▶ [THE EXERCISE] Output every record word for word.

-- Start --

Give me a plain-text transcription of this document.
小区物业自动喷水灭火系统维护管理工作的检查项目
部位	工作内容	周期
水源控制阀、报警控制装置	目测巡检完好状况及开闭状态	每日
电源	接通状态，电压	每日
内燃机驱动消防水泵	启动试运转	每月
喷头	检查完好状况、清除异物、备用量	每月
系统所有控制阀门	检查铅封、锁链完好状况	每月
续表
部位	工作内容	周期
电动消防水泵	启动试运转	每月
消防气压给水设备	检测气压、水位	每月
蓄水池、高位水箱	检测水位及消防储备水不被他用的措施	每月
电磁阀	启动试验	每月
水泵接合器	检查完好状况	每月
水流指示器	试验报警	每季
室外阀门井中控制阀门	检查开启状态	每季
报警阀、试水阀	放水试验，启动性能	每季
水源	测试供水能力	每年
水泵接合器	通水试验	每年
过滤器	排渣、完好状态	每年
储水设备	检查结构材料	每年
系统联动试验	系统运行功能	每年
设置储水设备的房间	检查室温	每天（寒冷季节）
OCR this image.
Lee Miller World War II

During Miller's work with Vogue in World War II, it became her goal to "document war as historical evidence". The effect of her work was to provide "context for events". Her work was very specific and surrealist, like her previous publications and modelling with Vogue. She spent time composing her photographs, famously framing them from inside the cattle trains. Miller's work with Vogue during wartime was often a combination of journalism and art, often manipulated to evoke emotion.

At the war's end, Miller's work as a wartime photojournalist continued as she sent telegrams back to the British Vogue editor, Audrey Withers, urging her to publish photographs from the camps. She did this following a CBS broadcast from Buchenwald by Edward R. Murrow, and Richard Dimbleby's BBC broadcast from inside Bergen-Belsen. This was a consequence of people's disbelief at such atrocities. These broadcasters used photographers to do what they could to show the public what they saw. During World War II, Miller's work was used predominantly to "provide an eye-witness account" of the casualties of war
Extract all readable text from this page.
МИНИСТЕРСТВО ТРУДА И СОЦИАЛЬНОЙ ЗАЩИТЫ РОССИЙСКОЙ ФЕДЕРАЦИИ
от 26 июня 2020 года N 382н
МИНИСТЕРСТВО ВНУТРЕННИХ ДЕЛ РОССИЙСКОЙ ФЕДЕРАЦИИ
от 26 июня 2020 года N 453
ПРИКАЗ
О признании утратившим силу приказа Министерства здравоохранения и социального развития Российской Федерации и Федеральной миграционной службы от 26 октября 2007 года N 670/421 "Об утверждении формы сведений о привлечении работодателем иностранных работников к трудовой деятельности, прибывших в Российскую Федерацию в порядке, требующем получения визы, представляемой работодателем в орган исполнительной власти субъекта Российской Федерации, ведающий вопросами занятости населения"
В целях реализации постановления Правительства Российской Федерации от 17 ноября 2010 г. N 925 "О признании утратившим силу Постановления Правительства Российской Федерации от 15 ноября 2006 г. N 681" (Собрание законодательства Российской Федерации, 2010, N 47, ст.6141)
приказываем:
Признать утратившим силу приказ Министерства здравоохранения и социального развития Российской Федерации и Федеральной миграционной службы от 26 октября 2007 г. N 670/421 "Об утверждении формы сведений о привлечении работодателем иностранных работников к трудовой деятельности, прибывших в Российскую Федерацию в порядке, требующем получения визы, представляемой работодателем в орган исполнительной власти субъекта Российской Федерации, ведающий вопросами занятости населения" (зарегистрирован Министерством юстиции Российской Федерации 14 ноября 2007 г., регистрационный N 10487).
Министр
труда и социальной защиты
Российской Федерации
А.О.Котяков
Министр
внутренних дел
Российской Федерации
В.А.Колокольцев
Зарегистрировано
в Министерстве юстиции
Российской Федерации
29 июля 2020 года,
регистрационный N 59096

-- End --

▶ [RESPONSE]
Give me a plain-text transcription of this document.
小区物业自动喷水灭火系统维护管理工作的检查项目
部位	工作内容	周期
水源控制阀、报警控制装置	目测巡检完好状况及开闭状态	每日
电源	接通状态，电压	每日
内燃机驱动消防水泵	启动试运转	每月
喷头	检查完好状况、清除异物、备用量	每月
系统所有控制阀门	检查铅封、锁链完好状况	每月
续表
部位	工作内容	周期
电动消防水泵	启动试运转	每月
消防气压给水设备	检测气压、水位	每月
蓄水池、高位水箱	检测水位及消防储备水不被他用的措施	每月
电磁阀	启动试验	每月
水泵接合器	检查完好状况	每月
水流指示器	试验报警	每季
室外阀门井中控制阀门	检查开启状态	每季
报警阀、试水阀	放水试验，启动性能	每季
水源	测试供水能力	每年
水泵接合器	通水试验	每年
过滤器	排渣、完好状态	每年
储水设备	检查结构材料	每年
系统联动试验	系统运行功能	每年
设置储水设备的房间	检查室温	每天（寒冷季节）
OCR this image.
Lee Miller World War II

During Miller's work with Vogue in World War II, it became her goal to "document war as historical evidence". The effect of her work was to provide "context for events". Her work was very specific and surrealist, like her previous publications and modelling with Vogue. She spent time composing her photographs, famously framing them from inside the cattle trains. Miller's work with Vogue during wartime was often a combination of journalism and art, often manipulated to evoke emotion.

At the war's end, Miller's work as a wartime photojournalist continued as she sent telegrams back to the British Vogue editor, Audrey Withers, urging her to publish photographs from the camps. She did this following a CBS broadcast from Buchenwald by Edward R. Murrow, and Richard Dimbleby's BBC broadcast from inside Bergen-Belsen. This was a consequence of people's disbelief at such atrocities. These broadcasters used photographers to do what they could to show the public what they saw. During World War II, Miller's work was used predominantly to "provide an eye-witness account" of the casualties of war
Extract all readable text from this page.
МИНИСТЕРСТВО ТРУДА И СОЦИАЛЬНОЙ ЗАЩИТЫ РОССИЙСКОЙ ФЕДЕРАЦИИ
от 26 июня 2020 года N 382н
МИНИСТЕРСТВО ВНУТРЕННИХ ДЕЛ РОССИЙСКОЙ ФЕДЕРАЦИИ
от 26 июня 2020 года N 453
ПРИКАЗ
О признании утратившим силу приказа Министерства здравоохранения и социального развития Российской Федерации и Федеральной миграционной службы от 26 октября 2007 года N 670/421 "Об утверждении формы сведений о привлечении работодателем иностранных работников к трудовой деятельности, прибывших в Российскую Федерацию в порядке, требующем получения визы, представляемой работодателем в орган исполнительной власти субъекта Российской Федерации, ведающий вопросами занятости населения"
В целях реализации постановления Правительства Российской Федерации от 17 ноября 2010 г. N 925 "О признании утратившим силу Постановления Правительства Российской Федерации от 15 ноября 2006 г. N 681" (Собрание законодательства Российской Федерации, 2010, N 47, ст.6141)
приказываем:
Признать утратившим силу приказ Министерства здравоохранения и социального развития Российской Федерации и Федеральной миграционной службы от 26 октября 2007 г. N 670/421 "Об утверждении формы сведений о привлечении работодателем иностранных работников к трудовой деятельности, прибывших в Российскую Федерацию в порядке, требующем получения визы, представляемой работодателем в орган исполнительной власти субъекта Российской Федерации, ведающий вопросами занятости населения" (зарегистрирован Министерством юстиции Российской Федерации 14 ноября 2007 г., регистрационный N 10487).
Министр
труда и социальной защиты
Российской Федерации
А.О.Котяков
Министр
внутренних дел
Российской Федерации
В.А.Колокольцев
Зарегистрировано
в Министерстве юстиции
Российской Федерации
29 июля 2020 года,
регистрационный N 59096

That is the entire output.